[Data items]
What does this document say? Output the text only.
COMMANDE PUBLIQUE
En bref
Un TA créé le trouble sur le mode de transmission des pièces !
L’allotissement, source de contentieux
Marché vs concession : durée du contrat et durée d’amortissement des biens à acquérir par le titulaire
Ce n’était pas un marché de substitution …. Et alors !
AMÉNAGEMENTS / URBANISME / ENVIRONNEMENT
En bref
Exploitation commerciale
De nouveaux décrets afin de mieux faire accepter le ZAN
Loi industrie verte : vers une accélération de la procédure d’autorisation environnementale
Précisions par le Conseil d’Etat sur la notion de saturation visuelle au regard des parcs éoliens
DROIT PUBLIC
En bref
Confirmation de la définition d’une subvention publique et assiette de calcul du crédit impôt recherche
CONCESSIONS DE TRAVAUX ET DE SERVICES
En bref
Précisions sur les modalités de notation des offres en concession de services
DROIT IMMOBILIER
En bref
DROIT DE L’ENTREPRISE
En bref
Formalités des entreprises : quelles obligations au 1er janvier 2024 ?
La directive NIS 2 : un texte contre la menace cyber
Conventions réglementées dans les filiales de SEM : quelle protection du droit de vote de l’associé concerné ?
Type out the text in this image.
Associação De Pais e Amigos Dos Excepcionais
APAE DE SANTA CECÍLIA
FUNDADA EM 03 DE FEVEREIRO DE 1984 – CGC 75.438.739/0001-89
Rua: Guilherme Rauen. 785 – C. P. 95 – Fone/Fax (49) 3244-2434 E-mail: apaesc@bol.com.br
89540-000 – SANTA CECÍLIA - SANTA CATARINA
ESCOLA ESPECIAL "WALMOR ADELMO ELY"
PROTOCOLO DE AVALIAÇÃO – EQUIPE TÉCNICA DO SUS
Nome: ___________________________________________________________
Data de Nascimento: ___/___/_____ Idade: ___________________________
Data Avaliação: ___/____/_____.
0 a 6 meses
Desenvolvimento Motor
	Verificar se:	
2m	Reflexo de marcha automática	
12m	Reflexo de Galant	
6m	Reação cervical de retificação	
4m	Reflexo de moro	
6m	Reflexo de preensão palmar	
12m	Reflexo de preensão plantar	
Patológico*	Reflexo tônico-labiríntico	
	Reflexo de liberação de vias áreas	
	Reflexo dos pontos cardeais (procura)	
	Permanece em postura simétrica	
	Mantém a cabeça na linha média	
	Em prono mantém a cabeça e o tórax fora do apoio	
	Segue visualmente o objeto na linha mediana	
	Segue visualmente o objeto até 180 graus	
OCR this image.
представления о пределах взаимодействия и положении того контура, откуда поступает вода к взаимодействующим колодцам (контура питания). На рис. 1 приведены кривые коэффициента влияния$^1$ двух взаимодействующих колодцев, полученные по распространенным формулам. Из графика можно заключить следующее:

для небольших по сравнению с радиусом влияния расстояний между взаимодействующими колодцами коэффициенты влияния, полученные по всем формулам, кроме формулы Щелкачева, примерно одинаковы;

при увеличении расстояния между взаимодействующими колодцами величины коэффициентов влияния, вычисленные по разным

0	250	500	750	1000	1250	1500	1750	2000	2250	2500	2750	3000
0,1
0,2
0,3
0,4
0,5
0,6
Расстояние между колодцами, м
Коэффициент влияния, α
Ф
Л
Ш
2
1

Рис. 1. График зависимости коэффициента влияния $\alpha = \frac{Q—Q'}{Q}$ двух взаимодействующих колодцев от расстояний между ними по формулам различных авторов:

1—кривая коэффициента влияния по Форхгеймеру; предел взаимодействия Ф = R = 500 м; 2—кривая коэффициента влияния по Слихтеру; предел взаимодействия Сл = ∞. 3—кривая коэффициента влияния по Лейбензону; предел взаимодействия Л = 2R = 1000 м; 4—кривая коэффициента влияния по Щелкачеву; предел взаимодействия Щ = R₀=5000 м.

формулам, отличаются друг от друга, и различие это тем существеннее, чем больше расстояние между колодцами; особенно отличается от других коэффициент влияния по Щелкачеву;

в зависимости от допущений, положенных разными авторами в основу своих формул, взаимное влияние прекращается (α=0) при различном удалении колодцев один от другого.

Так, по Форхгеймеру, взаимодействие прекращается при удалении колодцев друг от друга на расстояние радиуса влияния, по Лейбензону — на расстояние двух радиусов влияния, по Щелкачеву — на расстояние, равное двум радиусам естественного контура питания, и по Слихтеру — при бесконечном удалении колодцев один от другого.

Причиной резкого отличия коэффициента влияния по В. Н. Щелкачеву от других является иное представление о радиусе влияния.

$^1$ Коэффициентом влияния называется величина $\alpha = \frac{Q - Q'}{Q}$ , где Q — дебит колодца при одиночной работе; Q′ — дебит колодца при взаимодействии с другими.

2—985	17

## What you are asked to do
Copy every line above in which the string "между" shows up.

## Exercise answer
для небольших по сравнению с радиусом влияния расстояний между взаимодействующими колодцами коэффициенты влияния, полученные по всем формулам, кроме формулы Щелкачева, примерно одинаковы;
при увеличении расстояния между взаимодействующими колодцами величины коэффициентов влияния, вычисленные по разным
Расстояние между колодцами, м
Рис. 1. График зависимости коэффициента влияния $\alpha = \frac{Q—Q'}{Q}$ двух взаимодействующих колодцев от расстояний между ними по формулам различных авторов:
формулам, отличаются друг от друга, и различие это тем существеннее, чем больше расстояние между колодцами; особенно отличается от других коэффициент влияния по Щелкачеву;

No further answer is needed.